** EXERCISE INSTRUCTIONS **
Give the number of lines in this listing that contain the word "year", and nothing else.

Figure contents as structured data
━━━

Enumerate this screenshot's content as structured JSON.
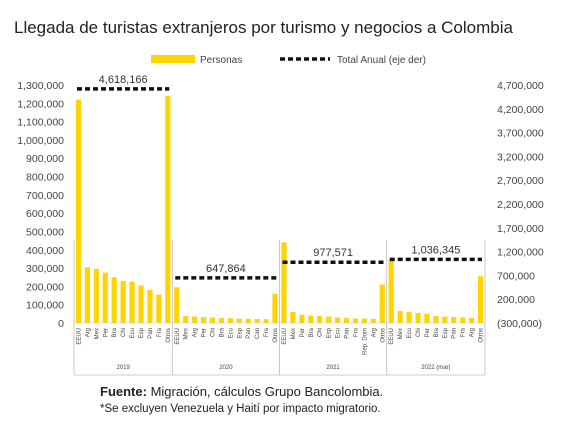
{
  "chart_data": {
    "type": "bar",
    "title": "Llegada de turistas extranjeros por turismo y negocios a Colombia",
    "legend": {
      "placement": "top",
      "entries": [
        "Personas",
        "Total Anual (eje der)"
      ]
    },
    "colors": {
      "bars": "#FFD400",
      "line": "#111111"
    },
    "left_axis": {
      "ylim": [
        0,
        1300000
      ],
      "ticks": [
        "0",
        "100,000",
        "200,000",
        "300,000",
        "400,000",
        "500,000",
        "600,000",
        "700,000",
        "800,000",
        "900,000",
        "1,000,000",
        "1,100,000",
        "1,200,000",
        "1,300,000"
      ]
    },
    "right_axis": {
      "ylim": [
        -300000,
        4700000
      ],
      "ticks": [
        "(300,000)",
        "200,000",
        "700,000",
        "1,200,000",
        "1,700,000",
        "2,200,000",
        "2,700,000",
        "3,200,000",
        "3,700,000",
        "4,200,000",
        "4,700,000"
      ]
    },
    "groups": [
      {
        "year": "2019",
        "categories": [
          "EEUU",
          "Arg",
          "Mex",
          "Per",
          "Bra",
          "Chi",
          "Ecu",
          "Esp",
          "Pan",
          "Fra",
          "Otros"
        ],
        "values": [
          1220000,
          305000,
          295000,
          275000,
          250000,
          230000,
          225000,
          205000,
          180000,
          155000,
          1240000
        ],
        "total": 4618166,
        "total_label": "4,618,166"
      },
      {
        "year": "2020",
        "categories": [
          "EEUU",
          "Mex",
          "Arg",
          "Per",
          "Chi",
          "Bra",
          "Ecu",
          "Esp",
          "Pan",
          "Can",
          "Fra",
          "Otros"
        ],
        "values": [
          195000,
          38000,
          35000,
          32000,
          30000,
          27000,
          26000,
          24000,
          23000,
          22000,
          21000,
          160000
        ],
        "total": 647864,
        "total_label": "647,864"
      },
      {
        "year": "2021",
        "categories": [
          "EEUU",
          "Mex",
          "Per",
          "Bra",
          "Chi",
          "Esp",
          "Ecu",
          "Pan",
          "Fra",
          "Rep. Dom",
          "Arg",
          "Otros"
        ],
        "values": [
          440000,
          60000,
          45000,
          40000,
          38000,
          35000,
          30000,
          28000,
          25000,
          24000,
          23000,
          210000
        ],
        "total": 977571,
        "total_label": "977,571"
      },
      {
        "year": "2022 (mar)",
        "categories": [
          "EEUU",
          "Mex",
          "Ecu",
          "Chi",
          "Per",
          "Bra",
          "Esp",
          "Pan",
          "Fra",
          "Arg",
          "Otros"
        ],
        "values": [
          345000,
          65000,
          60000,
          55000,
          50000,
          38000,
          35000,
          32000,
          30000,
          28000,
          255000
        ],
        "total": 1036345,
        "total_label": "1,036,345"
      }
    ]
  },
  "footer": {
    "source_bold": "Fuente:",
    "source_text": " Migración, cálculos Grupo Bancolombia.",
    "note": "*Se excluyen Venezuela y Haití por impacto migratorio."
  }
}
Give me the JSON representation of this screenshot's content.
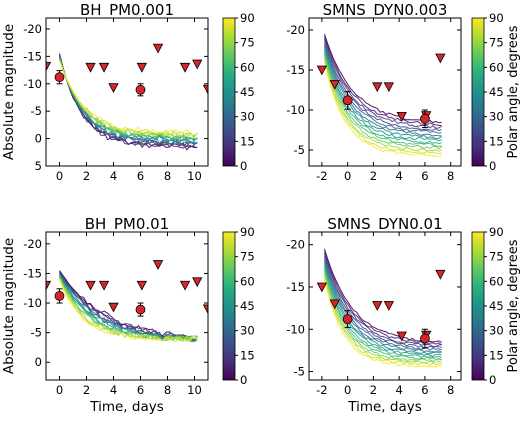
{
  "figure": {
    "ylabel_shared": "Absolute magnitude",
    "xlabel_shared": "Time, days",
    "colorbar_label": "Polar angle, degrees"
  },
  "chart_data": [
    {
      "type": "line",
      "title": "BH_PM0.001",
      "xlabel": "",
      "ylabel": "Absolute magnitude",
      "xlim": [
        -1,
        11
      ],
      "ylim": [
        5,
        -22
      ],
      "xticks": [
        0,
        2,
        4,
        6,
        8,
        10
      ],
      "yticks": [
        -20,
        -15,
        -10,
        -5,
        0,
        5
      ],
      "colorbar": {
        "min": 0,
        "max": 90,
        "ticks": [
          0,
          15,
          30,
          45,
          60,
          75,
          90
        ]
      },
      "model": {
        "t_start": 0,
        "t_end": 10.2,
        "peak_pole": -15.5,
        "peak_equator": -14.2,
        "tail_pole": 1.5,
        "tail_equator": -1.0,
        "tau_pole": 1.6,
        "tau_equator": 1.8,
        "curves": 14,
        "noise": 1.2
      },
      "detections": [
        {
          "x": 0,
          "y": -11.2,
          "err": 1.2
        },
        {
          "x": 6,
          "y": -8.9,
          "err": 1.1
        }
      ],
      "upper_limits": [
        {
          "x": -1,
          "y": -13.2
        },
        {
          "x": 2.3,
          "y": -13
        },
        {
          "x": 3.3,
          "y": -13
        },
        {
          "x": 4,
          "y": -9.3
        },
        {
          "x": 6.1,
          "y": -13
        },
        {
          "x": 7.3,
          "y": -16.5
        },
        {
          "x": 9.3,
          "y": -13
        },
        {
          "x": 10.2,
          "y": -13.6
        },
        {
          "x": 11,
          "y": -9
        }
      ]
    },
    {
      "type": "line",
      "title": "SMNS_DYN0.003",
      "xlabel": "",
      "ylabel": "",
      "xlim": [
        -3,
        8.8
      ],
      "ylim": [
        -3,
        -21.5
      ],
      "xticks": [
        -2,
        0,
        2,
        4,
        6,
        8
      ],
      "yticks": [
        -20,
        -15,
        -10,
        -5
      ],
      "colorbar": {
        "min": 0,
        "max": 90,
        "ticks": [
          0,
          15,
          30,
          45,
          60,
          75,
          90
        ]
      },
      "model": {
        "t_start": -1.8,
        "t_end": 7.3,
        "peak_pole": -19.5,
        "peak_equator": -16.0,
        "tail_pole": -8.3,
        "tail_equator": -4.3,
        "tau_pole": 2.2,
        "tau_equator": 1.6,
        "curves": 14,
        "noise": 0.35
      },
      "detections": [
        {
          "x": 0,
          "y": -11.2,
          "err": 1.1
        },
        {
          "x": 6,
          "y": -8.9,
          "err": 1.1
        }
      ],
      "upper_limits": [
        {
          "x": -2,
          "y": -15
        },
        {
          "x": -1,
          "y": -13.2
        },
        {
          "x": 2.3,
          "y": -12.9
        },
        {
          "x": 3.2,
          "y": -12.9
        },
        {
          "x": 4.2,
          "y": -9.2
        },
        {
          "x": 6.1,
          "y": -9.3
        },
        {
          "x": 7.2,
          "y": -16.5
        }
      ]
    },
    {
      "type": "line",
      "title": "BH_PM0.01",
      "xlabel": "Time, days",
      "ylabel": "Absolute magnitude",
      "xlim": [
        -1,
        11
      ],
      "ylim": [
        3,
        -22
      ],
      "xticks": [
        0,
        2,
        4,
        6,
        8,
        10
      ],
      "yticks": [
        -20,
        -15,
        -10,
        -5,
        0
      ],
      "colorbar": {
        "min": 0,
        "max": 90,
        "ticks": [
          0,
          15,
          30,
          45,
          60,
          75,
          90
        ]
      },
      "model": {
        "t_start": 0,
        "t_end": 10.2,
        "peak_pole": -15.5,
        "peak_equator": -14.0,
        "tail_pole": -3.5,
        "tail_equator": -4.0,
        "tau_pole": 3.5,
        "tau_equator": 1.6,
        "curves": 14,
        "noise": 1.0
      },
      "detections": [
        {
          "x": 0,
          "y": -11.2,
          "err": 1.2
        },
        {
          "x": 6,
          "y": -8.9,
          "err": 1.1
        }
      ],
      "upper_limits": [
        {
          "x": -1,
          "y": -13
        },
        {
          "x": 2.3,
          "y": -13
        },
        {
          "x": 3.3,
          "y": -13
        },
        {
          "x": 4,
          "y": -9.3
        },
        {
          "x": 6.1,
          "y": -13
        },
        {
          "x": 7.3,
          "y": -16.5
        },
        {
          "x": 9.3,
          "y": -13
        },
        {
          "x": 10.2,
          "y": -13.6
        },
        {
          "x": 11,
          "y": -9
        }
      ]
    },
    {
      "type": "line",
      "title": "SMNS_DYN0.01",
      "xlabel": "Time, days",
      "ylabel": "",
      "xlim": [
        -3,
        8.8
      ],
      "ylim": [
        -4,
        -21.5
      ],
      "xticks": [
        -2,
        0,
        2,
        4,
        6,
        8
      ],
      "yticks": [
        -20,
        -15,
        -10,
        -5
      ],
      "colorbar": {
        "min": 0,
        "max": 90,
        "ticks": [
          0,
          15,
          30,
          45,
          60,
          75,
          90
        ]
      },
      "model": {
        "t_start": -1.8,
        "t_end": 7.3,
        "peak_pole": -19.5,
        "peak_equator": -16.0,
        "tail_pole": -8.3,
        "tail_equator": -5.6,
        "tau_pole": 2.2,
        "tau_equator": 1.5,
        "curves": 14,
        "noise": 0.3
      },
      "detections": [
        {
          "x": 0,
          "y": -11.2,
          "err": 1.0
        },
        {
          "x": 6,
          "y": -8.9,
          "err": 1.1
        }
      ],
      "upper_limits": [
        {
          "x": -2,
          "y": -15
        },
        {
          "x": -1,
          "y": -13
        },
        {
          "x": 2.3,
          "y": -12.8
        },
        {
          "x": 3.2,
          "y": -12.8
        },
        {
          "x": 4.2,
          "y": -9.2
        },
        {
          "x": 6.1,
          "y": -9.3
        },
        {
          "x": 7.2,
          "y": -16.5
        }
      ]
    }
  ]
}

━━━

** EXPECTED ANSWER **
4